··· Input data ···
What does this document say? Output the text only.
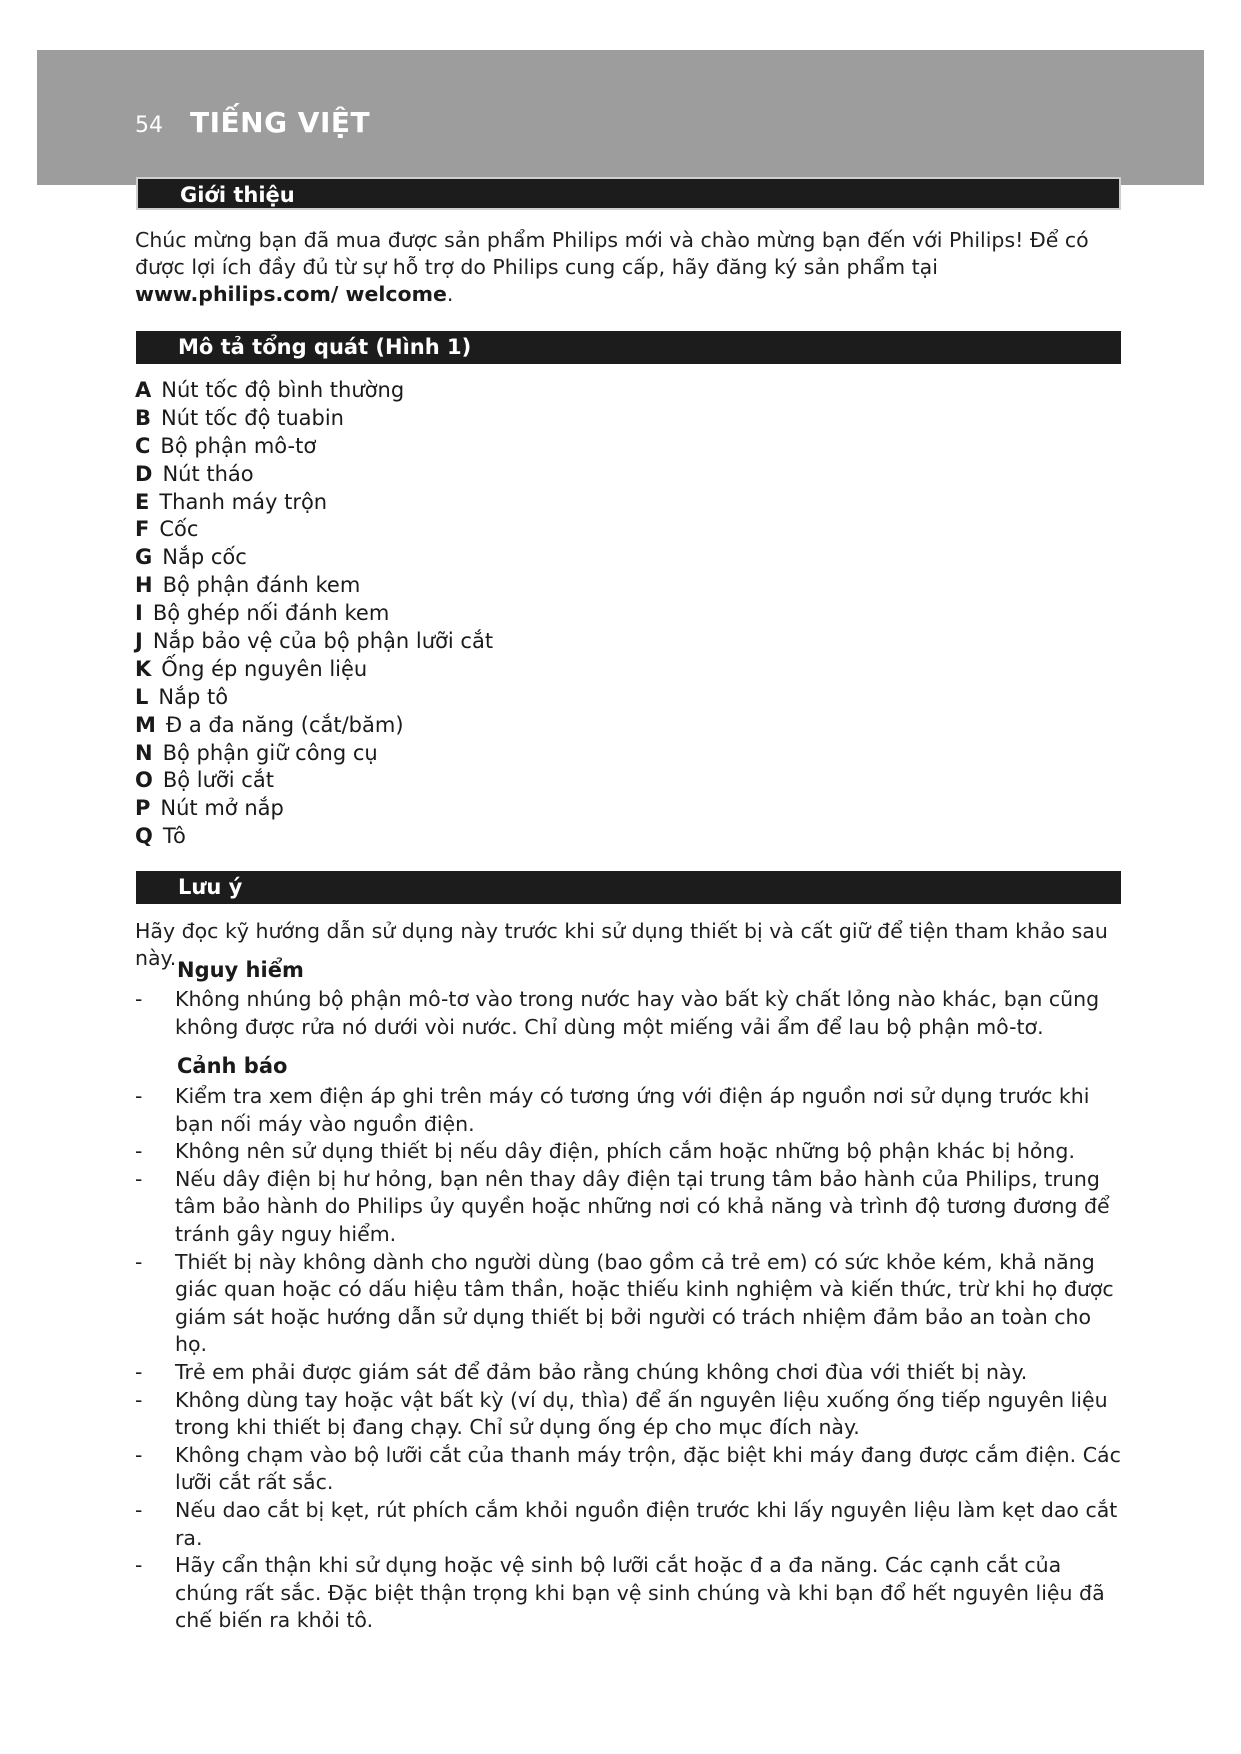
54 TIẾNG VIỆT
Giới thiệu
Chúc mừng bạn đã mua được sản phẩm Philips mới và chào mừng bạn đến với Philips! Để có được lợi ích đầy đủ từ sự hỗ trợ do Philips cung cấp, hãy đăng ký sản phẩm tại www.philips.com/ welcome.
Mô tả tổng quát (Hình 1)
A Nút tốc độ bình thường
B Nút tốc độ tuabin
C Bộ phận mô-tơ
D Nút tháo
E Thanh máy trộn
F Cốc
G Nắp cốc
H Bộ phận đánh kem
I Bộ ghép nối đánh kem
J Nắp bảo vệ của bộ phận lưỡi cắt
K Ống ép nguyên liệu
L Nắp tô
M Đ a đa năng (cắt/băm)
N Bộ phận giữ công cụ
O Bộ lưỡi cắt
P Nút mở nắp
Q Tô
Lưu ý
Hãy đọc kỹ hướng dẫn sử dụng này trước khi sử dụng thiết bị và cất giữ để tiện tham khảo sau này. Nguy hiểm
- Không nhúng bộ phận mô-tơ vào trong nước hay vào bất kỳ chất lỏng nào khác, bạn cũng không được rửa nó dưới vòi nước. Chỉ dùng một miếng vải ẩm để lau bộ phận mô-tơ.
Cảnh báo
- Kiểm tra xem điện áp ghi trên máy có tương ứng với điện áp nguồn nơi sử dụng trước khi bạn nối máy vào nguồn điện.
- Không nên sử dụng thiết bị nếu dây điện, phích cắm hoặc những bộ phận khác bị hỏng.
- Nếu dây điện bị hư hỏng, bạn nên thay dây điện tại trung tâm bảo hành của Philips, trung tâm bảo hành do Philips ủy quyền hoặc những nơi có khả năng và trình độ tương đương để tránh gây nguy hiểm.
- Thiết bị này không dành cho người dùng (bao gồm cả trẻ em) có sức khỏe kém, khả năng giác quan hoặc có dấu hiệu tâm thần, hoặc thiếu kinh nghiệm và kiến thức, trừ khi họ được giám sát hoặc hướng dẫn sử dụng thiết bị bởi người có trách nhiệm đảm bảo an toàn cho họ.
- Trẻ em phải được giám sát để đảm bảo rằng chúng không chơi đùa với thiết bị này.
- Không dùng tay hoặc vật bất kỳ (ví dụ, thìa) để ấn nguyên liệu xuống ống tiếp nguyên liệu trong khi thiết bị đang chạy. Chỉ sử dụng ống ép cho mục đích này.
- Không chạm vào bộ lưỡi cắt của thanh máy trộn, đặc biệt khi máy đang được cắm điện. Các lưỡi cắt rất sắc.
- Nếu dao cắt bị kẹt, rút phích cắm khỏi nguồn điện trước khi lấy nguyên liệu làm kẹt dao cắt ra.
- Hãy cẩn thận khi sử dụng hoặc vệ sinh bộ lưỡi cắt hoặc đ a đa năng. Các cạnh cắt của chúng rất sắc. Đặc biệt thận trọng khi bạn vệ sinh chúng và khi bạn đổ hết nguyên liệu đã chế biến ra khỏi tô.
···
* [Exercise objective]:
Go through the material and copy out every line with "hiểm" in it.

* [Full solution]:
Hãy đọc kỹ hướng dẫn sử dụng này trước khi sử dụng thiết bị và cất giữ để tiện tham khảo sau này. Nguy hiểm
- Nếu dây điện bị hư hỏng, bạn nên thay dây điện tại trung tâm bảo hành của Philips, trung tâm bảo hành do Philips ủy quyền hoặc những nơi có khả năng và trình độ tương đương để tránh gây nguy hiểm.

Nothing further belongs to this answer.